──────── DATA FOR THIS EXERCISE ────────
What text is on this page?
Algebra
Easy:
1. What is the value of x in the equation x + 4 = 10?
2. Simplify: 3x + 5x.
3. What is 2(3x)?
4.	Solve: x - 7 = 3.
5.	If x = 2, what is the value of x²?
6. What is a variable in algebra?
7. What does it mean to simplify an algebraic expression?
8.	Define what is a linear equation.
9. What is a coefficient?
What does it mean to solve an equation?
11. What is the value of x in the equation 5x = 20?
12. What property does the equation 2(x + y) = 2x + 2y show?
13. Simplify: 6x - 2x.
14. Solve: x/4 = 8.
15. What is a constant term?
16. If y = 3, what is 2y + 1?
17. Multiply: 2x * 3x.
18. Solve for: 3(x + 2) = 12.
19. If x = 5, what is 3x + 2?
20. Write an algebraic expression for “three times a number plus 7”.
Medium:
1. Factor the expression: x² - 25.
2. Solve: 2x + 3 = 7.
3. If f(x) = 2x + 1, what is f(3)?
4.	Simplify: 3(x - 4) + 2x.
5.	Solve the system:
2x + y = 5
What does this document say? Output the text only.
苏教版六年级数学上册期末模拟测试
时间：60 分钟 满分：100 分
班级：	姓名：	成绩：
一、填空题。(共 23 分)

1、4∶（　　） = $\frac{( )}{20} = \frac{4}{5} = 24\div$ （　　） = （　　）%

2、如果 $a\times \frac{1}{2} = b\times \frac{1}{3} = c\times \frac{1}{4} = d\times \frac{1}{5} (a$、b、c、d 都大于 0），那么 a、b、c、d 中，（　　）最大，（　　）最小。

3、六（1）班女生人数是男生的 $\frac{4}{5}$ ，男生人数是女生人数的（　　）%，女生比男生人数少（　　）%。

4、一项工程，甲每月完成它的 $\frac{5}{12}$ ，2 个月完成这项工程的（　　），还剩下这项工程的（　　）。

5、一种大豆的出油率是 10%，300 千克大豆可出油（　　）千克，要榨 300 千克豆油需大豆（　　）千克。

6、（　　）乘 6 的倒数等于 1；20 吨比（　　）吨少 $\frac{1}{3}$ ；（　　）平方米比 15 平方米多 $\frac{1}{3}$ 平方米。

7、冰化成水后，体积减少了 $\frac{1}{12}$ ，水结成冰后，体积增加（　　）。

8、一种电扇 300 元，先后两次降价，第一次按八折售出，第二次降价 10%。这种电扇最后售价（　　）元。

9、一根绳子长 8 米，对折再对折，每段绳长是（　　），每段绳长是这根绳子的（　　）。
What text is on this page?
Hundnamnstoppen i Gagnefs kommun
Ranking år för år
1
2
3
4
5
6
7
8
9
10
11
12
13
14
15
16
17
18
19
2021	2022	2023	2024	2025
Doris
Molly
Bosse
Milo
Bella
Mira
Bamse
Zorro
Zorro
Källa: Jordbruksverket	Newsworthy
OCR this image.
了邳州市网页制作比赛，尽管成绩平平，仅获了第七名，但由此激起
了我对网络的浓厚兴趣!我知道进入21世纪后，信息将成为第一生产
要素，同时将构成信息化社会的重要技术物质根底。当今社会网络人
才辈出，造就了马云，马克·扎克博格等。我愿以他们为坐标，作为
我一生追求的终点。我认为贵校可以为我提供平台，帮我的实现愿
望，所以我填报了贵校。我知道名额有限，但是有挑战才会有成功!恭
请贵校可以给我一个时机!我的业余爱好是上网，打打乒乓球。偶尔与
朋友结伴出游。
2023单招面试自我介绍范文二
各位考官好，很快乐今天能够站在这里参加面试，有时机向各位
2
────────
*PROBLEM REQUIREMENTS*: Counting only lines of the data above that hold "expression", report the total and nothing else.

*THE REPLY*: 3